# To do:
Tally the lines that include "within". Output the number only.

------------

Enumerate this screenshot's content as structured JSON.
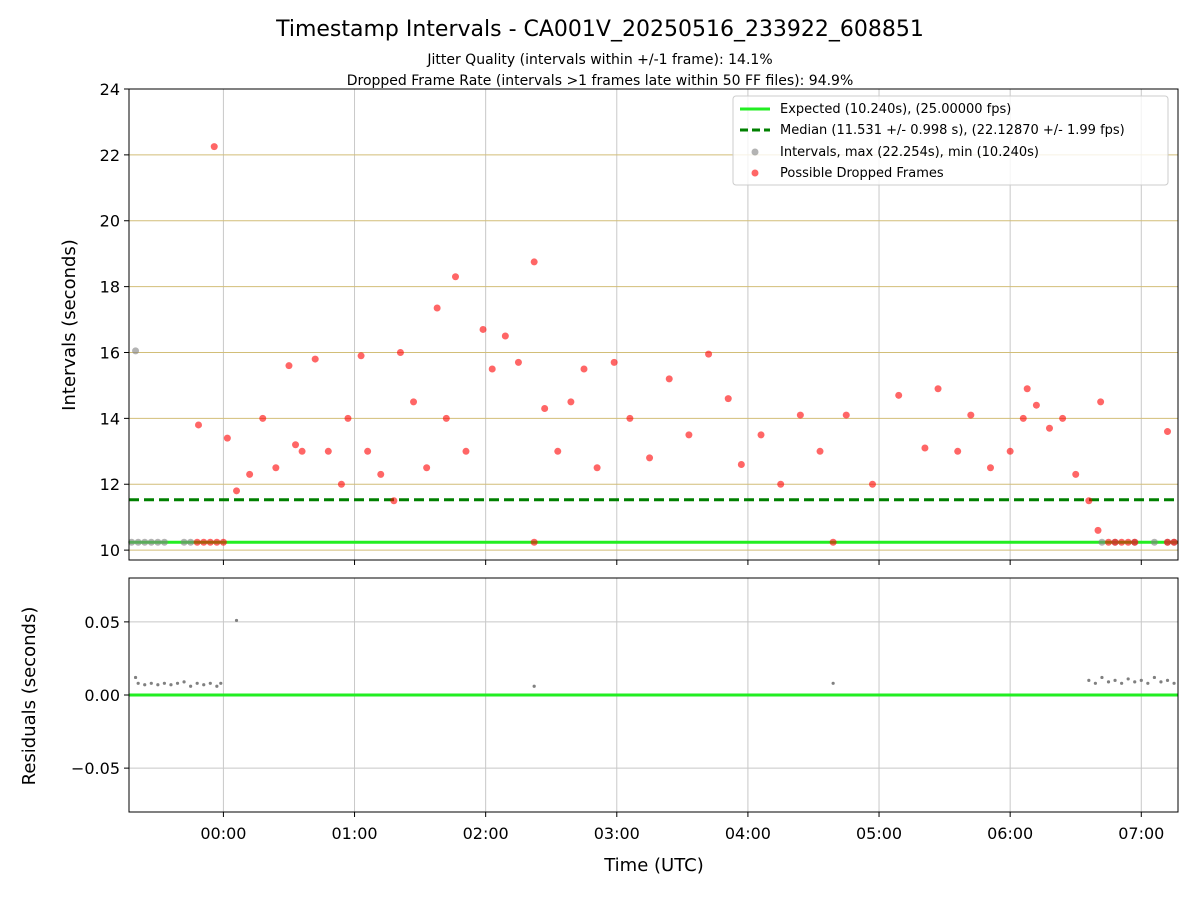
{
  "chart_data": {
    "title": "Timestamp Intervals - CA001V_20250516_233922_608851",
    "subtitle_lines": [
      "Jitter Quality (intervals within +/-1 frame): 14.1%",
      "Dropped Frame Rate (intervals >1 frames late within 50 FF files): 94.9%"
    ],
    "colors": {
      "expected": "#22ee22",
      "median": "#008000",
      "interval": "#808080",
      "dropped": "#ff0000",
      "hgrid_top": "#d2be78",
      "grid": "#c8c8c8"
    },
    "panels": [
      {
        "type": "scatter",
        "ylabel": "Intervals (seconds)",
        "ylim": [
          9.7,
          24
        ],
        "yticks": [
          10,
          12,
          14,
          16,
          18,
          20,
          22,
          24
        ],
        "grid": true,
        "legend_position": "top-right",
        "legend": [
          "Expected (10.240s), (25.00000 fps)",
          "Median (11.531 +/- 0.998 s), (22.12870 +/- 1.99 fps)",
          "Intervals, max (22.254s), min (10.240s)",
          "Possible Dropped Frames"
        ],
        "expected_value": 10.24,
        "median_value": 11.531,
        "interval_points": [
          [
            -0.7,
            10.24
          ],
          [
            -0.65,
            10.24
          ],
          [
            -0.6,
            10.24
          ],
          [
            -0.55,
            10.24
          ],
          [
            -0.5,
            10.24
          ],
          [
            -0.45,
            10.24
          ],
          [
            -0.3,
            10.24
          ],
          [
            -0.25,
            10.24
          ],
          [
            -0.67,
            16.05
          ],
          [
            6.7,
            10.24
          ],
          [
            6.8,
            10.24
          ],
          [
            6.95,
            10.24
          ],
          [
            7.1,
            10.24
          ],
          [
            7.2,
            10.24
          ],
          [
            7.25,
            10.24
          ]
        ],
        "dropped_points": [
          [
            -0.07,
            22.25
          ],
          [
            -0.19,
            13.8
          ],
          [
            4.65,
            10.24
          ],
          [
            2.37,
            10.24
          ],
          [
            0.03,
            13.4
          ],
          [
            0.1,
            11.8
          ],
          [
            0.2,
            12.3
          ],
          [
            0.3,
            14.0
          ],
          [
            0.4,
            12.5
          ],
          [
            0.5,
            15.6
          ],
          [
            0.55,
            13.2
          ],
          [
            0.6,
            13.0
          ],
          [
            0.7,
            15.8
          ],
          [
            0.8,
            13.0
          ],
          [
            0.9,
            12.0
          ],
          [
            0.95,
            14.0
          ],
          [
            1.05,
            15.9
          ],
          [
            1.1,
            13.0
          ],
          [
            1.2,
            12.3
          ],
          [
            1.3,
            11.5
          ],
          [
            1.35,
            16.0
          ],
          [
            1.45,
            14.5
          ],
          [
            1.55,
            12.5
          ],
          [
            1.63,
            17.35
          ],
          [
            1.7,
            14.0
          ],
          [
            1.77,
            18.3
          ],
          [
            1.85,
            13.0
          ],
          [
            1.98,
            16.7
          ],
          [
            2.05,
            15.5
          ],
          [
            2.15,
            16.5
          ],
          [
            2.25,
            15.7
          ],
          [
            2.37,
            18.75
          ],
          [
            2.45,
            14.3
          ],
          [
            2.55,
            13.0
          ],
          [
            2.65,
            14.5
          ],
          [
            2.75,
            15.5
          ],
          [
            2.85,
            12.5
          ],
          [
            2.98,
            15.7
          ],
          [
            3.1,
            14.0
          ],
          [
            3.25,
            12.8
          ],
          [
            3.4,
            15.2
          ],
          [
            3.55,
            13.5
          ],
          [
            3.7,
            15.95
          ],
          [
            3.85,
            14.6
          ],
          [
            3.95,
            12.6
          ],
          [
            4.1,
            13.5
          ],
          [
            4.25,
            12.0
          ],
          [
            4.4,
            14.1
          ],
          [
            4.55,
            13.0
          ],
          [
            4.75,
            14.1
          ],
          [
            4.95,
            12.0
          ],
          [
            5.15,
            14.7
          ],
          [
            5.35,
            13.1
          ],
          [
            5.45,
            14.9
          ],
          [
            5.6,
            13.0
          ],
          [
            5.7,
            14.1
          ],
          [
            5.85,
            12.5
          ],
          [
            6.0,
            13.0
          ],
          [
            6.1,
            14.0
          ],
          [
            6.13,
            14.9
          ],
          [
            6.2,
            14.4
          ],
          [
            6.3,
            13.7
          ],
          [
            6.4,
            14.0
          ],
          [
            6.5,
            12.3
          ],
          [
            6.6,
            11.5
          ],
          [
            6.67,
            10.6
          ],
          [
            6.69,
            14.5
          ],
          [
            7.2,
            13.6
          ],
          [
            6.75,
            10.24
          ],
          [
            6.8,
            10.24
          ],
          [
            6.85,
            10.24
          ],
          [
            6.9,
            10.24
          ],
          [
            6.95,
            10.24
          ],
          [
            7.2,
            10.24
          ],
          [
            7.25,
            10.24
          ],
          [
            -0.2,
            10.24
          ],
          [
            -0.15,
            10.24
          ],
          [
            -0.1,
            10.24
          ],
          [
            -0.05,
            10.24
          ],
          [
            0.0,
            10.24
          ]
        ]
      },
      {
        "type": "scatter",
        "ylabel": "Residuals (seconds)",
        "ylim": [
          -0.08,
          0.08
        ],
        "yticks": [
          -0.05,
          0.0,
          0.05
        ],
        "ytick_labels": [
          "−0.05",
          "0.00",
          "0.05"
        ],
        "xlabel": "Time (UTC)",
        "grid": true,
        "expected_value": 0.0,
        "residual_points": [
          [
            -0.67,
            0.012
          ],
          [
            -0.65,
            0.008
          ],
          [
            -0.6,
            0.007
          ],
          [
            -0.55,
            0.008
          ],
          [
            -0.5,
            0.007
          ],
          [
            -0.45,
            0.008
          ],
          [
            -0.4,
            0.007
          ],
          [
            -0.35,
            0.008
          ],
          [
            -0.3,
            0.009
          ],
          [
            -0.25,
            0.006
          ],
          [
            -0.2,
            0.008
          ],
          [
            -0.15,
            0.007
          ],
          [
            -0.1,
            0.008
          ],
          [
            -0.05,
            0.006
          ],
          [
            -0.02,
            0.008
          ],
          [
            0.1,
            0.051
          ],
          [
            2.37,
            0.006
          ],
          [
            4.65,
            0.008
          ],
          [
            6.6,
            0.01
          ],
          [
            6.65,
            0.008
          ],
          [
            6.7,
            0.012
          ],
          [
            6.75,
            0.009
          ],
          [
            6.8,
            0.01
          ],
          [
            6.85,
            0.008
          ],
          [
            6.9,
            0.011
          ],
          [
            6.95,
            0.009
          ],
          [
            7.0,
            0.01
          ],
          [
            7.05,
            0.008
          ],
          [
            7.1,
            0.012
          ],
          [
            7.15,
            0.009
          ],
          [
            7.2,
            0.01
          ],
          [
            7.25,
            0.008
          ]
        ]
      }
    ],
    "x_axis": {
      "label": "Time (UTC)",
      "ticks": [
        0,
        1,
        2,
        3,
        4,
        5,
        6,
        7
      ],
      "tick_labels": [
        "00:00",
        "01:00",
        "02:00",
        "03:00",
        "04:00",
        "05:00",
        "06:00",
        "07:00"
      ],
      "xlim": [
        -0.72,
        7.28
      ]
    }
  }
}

------------

# Task result:
2